Written instruction:
Give back all the data exactly, line by line.
[start of Data section]
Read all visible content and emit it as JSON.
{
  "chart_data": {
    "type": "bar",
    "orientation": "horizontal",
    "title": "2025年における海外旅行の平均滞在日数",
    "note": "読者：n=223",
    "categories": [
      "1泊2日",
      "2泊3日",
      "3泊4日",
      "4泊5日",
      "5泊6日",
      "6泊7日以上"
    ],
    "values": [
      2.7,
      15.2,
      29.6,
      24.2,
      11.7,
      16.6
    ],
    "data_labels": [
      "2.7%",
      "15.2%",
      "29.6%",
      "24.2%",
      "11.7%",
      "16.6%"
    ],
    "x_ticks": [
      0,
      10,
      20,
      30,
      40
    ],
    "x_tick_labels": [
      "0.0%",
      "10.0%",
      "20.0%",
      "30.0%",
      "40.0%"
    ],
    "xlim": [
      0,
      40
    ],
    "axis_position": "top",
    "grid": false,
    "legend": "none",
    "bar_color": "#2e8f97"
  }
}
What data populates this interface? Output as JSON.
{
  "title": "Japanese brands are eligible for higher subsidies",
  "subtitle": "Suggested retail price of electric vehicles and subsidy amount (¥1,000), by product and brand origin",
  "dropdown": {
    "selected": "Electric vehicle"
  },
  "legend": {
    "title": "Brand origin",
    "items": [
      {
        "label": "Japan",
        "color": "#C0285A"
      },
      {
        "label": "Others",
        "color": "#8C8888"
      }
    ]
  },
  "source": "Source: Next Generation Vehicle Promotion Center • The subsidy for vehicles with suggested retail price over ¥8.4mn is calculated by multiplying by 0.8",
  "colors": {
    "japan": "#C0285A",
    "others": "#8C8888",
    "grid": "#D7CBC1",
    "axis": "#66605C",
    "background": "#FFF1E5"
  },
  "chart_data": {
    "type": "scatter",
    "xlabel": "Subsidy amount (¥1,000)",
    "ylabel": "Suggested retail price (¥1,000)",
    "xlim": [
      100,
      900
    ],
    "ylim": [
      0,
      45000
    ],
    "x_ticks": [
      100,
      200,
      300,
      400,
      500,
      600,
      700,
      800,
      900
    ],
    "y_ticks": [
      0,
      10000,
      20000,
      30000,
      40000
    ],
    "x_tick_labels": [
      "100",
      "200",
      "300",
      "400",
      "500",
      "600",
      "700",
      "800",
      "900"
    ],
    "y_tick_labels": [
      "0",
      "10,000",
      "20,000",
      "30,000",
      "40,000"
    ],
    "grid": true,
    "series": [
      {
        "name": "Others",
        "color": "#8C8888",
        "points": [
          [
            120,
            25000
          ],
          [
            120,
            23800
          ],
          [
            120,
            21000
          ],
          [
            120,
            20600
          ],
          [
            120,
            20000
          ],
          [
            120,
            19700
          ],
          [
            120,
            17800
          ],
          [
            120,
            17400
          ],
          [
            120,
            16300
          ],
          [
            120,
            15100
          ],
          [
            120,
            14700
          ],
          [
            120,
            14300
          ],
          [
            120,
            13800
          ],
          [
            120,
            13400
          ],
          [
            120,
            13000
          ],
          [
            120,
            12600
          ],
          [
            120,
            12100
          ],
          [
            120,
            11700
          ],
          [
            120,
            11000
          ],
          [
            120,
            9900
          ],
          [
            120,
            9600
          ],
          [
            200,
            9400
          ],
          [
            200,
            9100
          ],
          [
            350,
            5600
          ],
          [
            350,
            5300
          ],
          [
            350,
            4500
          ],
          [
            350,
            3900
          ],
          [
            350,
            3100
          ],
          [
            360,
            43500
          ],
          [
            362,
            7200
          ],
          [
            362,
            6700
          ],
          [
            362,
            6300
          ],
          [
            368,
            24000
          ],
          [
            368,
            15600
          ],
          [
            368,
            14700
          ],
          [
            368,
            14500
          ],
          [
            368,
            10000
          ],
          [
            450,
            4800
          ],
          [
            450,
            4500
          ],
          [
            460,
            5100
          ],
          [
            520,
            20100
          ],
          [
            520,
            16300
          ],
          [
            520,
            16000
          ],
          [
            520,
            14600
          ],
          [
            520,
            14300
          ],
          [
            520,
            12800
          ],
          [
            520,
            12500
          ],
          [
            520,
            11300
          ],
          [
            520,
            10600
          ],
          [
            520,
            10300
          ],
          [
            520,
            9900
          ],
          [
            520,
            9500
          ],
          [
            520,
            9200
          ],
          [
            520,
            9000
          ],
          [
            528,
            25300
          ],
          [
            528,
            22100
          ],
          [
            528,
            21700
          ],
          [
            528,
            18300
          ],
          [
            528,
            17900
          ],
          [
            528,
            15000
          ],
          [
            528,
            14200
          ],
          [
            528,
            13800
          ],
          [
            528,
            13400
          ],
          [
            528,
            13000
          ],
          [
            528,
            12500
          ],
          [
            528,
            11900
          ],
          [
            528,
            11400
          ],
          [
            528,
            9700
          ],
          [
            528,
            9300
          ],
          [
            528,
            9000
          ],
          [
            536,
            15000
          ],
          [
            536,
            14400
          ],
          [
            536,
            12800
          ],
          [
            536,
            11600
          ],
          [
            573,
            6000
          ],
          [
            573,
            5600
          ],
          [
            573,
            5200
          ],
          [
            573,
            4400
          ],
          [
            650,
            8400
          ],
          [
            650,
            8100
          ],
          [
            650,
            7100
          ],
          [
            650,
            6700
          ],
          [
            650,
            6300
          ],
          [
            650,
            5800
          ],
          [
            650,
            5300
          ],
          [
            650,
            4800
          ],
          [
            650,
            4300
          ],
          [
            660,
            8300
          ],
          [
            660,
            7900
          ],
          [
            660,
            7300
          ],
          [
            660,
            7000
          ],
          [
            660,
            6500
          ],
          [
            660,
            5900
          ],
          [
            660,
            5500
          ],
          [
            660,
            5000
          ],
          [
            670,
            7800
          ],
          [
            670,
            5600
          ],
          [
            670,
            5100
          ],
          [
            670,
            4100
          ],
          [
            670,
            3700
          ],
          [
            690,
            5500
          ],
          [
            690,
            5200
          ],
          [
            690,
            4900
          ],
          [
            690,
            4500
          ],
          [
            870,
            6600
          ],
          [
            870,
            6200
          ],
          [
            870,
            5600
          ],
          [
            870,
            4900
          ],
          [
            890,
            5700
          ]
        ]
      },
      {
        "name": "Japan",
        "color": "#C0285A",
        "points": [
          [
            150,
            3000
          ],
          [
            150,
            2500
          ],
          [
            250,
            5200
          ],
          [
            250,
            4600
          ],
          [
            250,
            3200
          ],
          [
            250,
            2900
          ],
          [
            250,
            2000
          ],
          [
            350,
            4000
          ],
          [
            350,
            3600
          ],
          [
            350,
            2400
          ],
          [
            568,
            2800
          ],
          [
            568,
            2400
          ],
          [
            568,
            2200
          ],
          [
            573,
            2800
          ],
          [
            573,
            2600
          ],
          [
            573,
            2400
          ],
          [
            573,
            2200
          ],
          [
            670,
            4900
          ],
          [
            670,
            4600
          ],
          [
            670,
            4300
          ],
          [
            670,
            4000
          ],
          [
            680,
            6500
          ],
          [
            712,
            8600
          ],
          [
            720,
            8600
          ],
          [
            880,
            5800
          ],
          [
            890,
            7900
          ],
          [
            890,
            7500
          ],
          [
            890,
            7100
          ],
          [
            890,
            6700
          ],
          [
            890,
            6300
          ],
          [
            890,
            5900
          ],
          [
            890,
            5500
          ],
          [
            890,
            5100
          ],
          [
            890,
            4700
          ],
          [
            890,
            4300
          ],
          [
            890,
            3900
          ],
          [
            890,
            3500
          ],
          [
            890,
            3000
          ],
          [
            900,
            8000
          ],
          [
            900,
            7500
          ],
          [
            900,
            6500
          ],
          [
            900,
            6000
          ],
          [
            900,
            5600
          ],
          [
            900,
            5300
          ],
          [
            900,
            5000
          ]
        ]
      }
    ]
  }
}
[end of Data section]
Final result:
Read all visible content and emit it as JSON.
{
  "chart_data": {
    "type": "bar",
    "orientation": "horizontal",
    "title": "2025年における海外旅行の平均滞在日数",
    "note": "読者：n=223",
    "categories": [
      "1泊2日",
      "2泊3日",
      "3泊4日",
      "4泊5日",
      "5泊6日",
      "6泊7日以上"
    ],
    "values": [
      2.7,
      15.2,
      29.6,
      24.2,
      11.7,
      16.6
    ],
    "data_labels": [
      "2.7%",
      "15.2%",
      "29.6%",
      "24.2%",
      "11.7%",
      "16.6%"
    ],
    "x_ticks": [
      0,
      10,
      20,
      30,
      40
    ],
    "x_tick_labels": [
      "0.0%",
      "10.0%",
      "20.0%",
      "30.0%",
      "40.0%"
    ],
    "xlim": [
      0,
      40
    ],
    "axis_position": "top",
    "grid": false,
    "legend": "none",
    "bar_color": "#2e8f97"
  }
}
What data populates this interface? Output as JSON.
{
  "title": "Japanese brands are eligible for higher subsidies",
  "subtitle": "Suggested retail price of electric vehicles and subsidy amount (¥1,000), by product and brand origin",
  "dropdown": {
    "selected": "Electric vehicle"
  },
  "legend": {
    "title": "Brand origin",
    "items": [
      {
        "label": "Japan",
        "color": "#C0285A"
      },
      {
        "label": "Others",
        "color": "#8C8888"
      }
    ]
  },
  "source": "Source: Next Generation Vehicle Promotion Center • The subsidy for vehicles with suggested retail price over ¥8.4mn is calculated by multiplying by 0.8",
  "colors": {
    "japan": "#C0285A",
    "others": "#8C8888",
    "grid": "#D7CBC1",
    "axis": "#66605C",
    "background": "#FFF1E5"
  },
  "chart_data": {
    "type": "scatter",
    "xlabel": "Subsidy amount (¥1,000)",
    "ylabel": "Suggested retail price (¥1,000)",
    "xlim": [
      100,
      900
    ],
    "ylim": [
      0,
      45000
    ],
    "x_ticks": [
      100,
      200,
      300,
      400,
      500,
      600,
      700,
      800,
      900
    ],
    "y_ticks": [
      0,
      10000,
      20000,
      30000,
      40000
    ],
    "x_tick_labels": [
      "100",
      "200",
      "300",
      "400",
      "500",
      "600",
      "700",
      "800",
      "900"
    ],
    "y_tick_labels": [
      "0",
      "10,000",
      "20,000",
      "30,000",
      "40,000"
    ],
    "grid": true,
    "series": [
      {
        "name": "Others",
        "color": "#8C8888",
        "points": [
          [
            120,
            25000
          ],
          [
            120,
            23800
          ],
          [
            120,
            21000
          ],
          [
            120,
            20600
          ],
          [
            120,
            20000
          ],
          [
            120,
            19700
          ],
          [
            120,
            17800
          ],
          [
            120,
            17400
          ],
          [
            120,
            16300
          ],
          [
            120,
            15100
          ],
          [
            120,
            14700
          ],
          [
            120,
            14300
          ],
          [
            120,
            13800
          ],
          [
            120,
            13400
          ],
          [
            120,
            13000
          ],
          [
            120,
            12600
          ],
          [
            120,
            12100
          ],
          [
            120,
            11700
          ],
          [
            120,
            11000
          ],
          [
            120,
            9900
          ],
          [
            120,
            9600
          ],
          [
            200,
            9400
          ],
          [
            200,
            9100
          ],
          [
            350,
            5600
          ],
          [
            350,
            5300
          ],
          [
            350,
            4500
          ],
          [
            350,
            3900
          ],
          [
            350,
            3100
          ],
          [
            360,
            43500
          ],
          [
            362,
            7200
          ],
          [
            362,
            6700
          ],
          [
            362,
            6300
          ],
          [
            368,
            24000
          ],
          [
            368,
            15600
          ],
          [
            368,
            14700
          ],
          [
            368,
            14500
          ],
          [
            368,
            10000
          ],
          [
            450,
            4800
          ],
          [
            450,
            4500
          ],
          [
            460,
            5100
          ],
          [
            520,
            20100
          ],
          [
            520,
            16300
          ],
          [
            520,
            16000
          ],
          [
            520,
            14600
          ],
          [
            520,
            14300
          ],
          [
            520,
            12800
          ],
          [
            520,
            12500
          ],
          [
            520,
            11300
          ],
          [
            520,
            10600
          ],
          [
            520,
            10300
          ],
          [
            520,
            9900
          ],
          [
            520,
            9500
          ],
          [
            520,
            9200
          ],
          [
            520,
            9000
          ],
          [
            528,
            25300
          ],
          [
            528,
            22100
          ],
          [
            528,
            21700
          ],
          [
            528,
            18300
          ],
          [
            528,
            17900
          ],
          [
            528,
            15000
          ],
          [
            528,
            14200
          ],
          [
            528,
            13800
          ],
          [
            528,
            13400
          ],
          [
            528,
            13000
          ],
          [
            528,
            12500
          ],
          [
            528,
            11900
          ],
          [
            528,
            11400
          ],
          [
            528,
            9700
          ],
          [
            528,
            9300
          ],
          [
            528,
            9000
          ],
          [
            536,
            15000
          ],
          [
            536,
            14400
          ],
          [
            536,
            12800
          ],
          [
            536,
            11600
          ],
          [
            573,
            6000
          ],
          [
            573,
            5600
          ],
          [
            573,
            5200
          ],
          [
            573,
            4400
          ],
          [
            650,
            8400
          ],
          [
            650,
            8100
          ],
          [
            650,
            7100
          ],
          [
            650,
            6700
          ],
          [
            650,
            6300
          ],
          [
            650,
            5800
          ],
          [
            650,
            5300
          ],
          [
            650,
            4800
          ],
          [
            650,
            4300
          ],
          [
            660,
            8300
          ],
          [
            660,
            7900
          ],
          [
            660,
            7300
          ],
          [
            660,
            7000
          ],
          [
            660,
            6500
          ],
          [
            660,
            5900
          ],
          [
            660,
            5500
          ],
          [
            660,
            5000
          ],
          [
            670,
            7800
          ],
          [
            670,
            5600
          ],
          [
            670,
            5100
          ],
          [
            670,
            4100
          ],
          [
            670,
            3700
          ],
          [
            690,
            5500
          ],
          [
            690,
            5200
          ],
          [
            690,
            4900
          ],
          [
            690,
            4500
          ],
          [
            870,
            6600
          ],
          [
            870,
            6200
          ],
          [
            870,
            5600
          ],
          [
            870,
            4900
          ],
          [
            890,
            5700
          ]
        ]
      },
      {
        "name": "Japan",
        "color": "#C0285A",
        "points": [
          [
            150,
            3000
          ],
          [
            150,
            2500
          ],
          [
            250,
            5200
          ],
          [
            250,
            4600
          ],
          [
            250,
            3200
          ],
          [
            250,
            2900
          ],
          [
            250,
            2000
          ],
          [
            350,
            4000
          ],
          [
            350,
            3600
          ],
          [
            350,
            2400
          ],
          [
            568,
            2800
          ],
          [
            568,
            2400
          ],
          [
            568,
            2200
          ],
          [
            573,
            2800
          ],
          [
            573,
            2600
          ],
          [
            573,
            2400
          ],
          [
            573,
            2200
          ],
          [
            670,
            4900
          ],
          [
            670,
            4600
          ],
          [
            670,
            4300
          ],
          [
            670,
            4000
          ],
          [
            680,
            6500
          ],
          [
            712,
            8600
          ],
          [
            720,
            8600
          ],
          [
            880,
            5800
          ],
          [
            890,
            7900
          ],
          [
            890,
            7500
          ],
          [
            890,
            7100
          ],
          [
            890,
            6700
          ],
          [
            890,
            6300
          ],
          [
            890,
            5900
          ],
          [
            890,
            5500
          ],
          [
            890,
            5100
          ],
          [
            890,
            4700
          ],
          [
            890,
            4300
          ],
          [
            890,
            3900
          ],
          [
            890,
            3500
          ],
          [
            890,
            3000
          ],
          [
            900,
            8000
          ],
          [
            900,
            7500
          ],
          [
            900,
            6500
          ],
          [
            900,
            6000
          ],
          [
            900,
            5600
          ],
          [
            900,
            5300
          ],
          [
            900,
            5000
          ]
        ]
      }
    ]
  }
}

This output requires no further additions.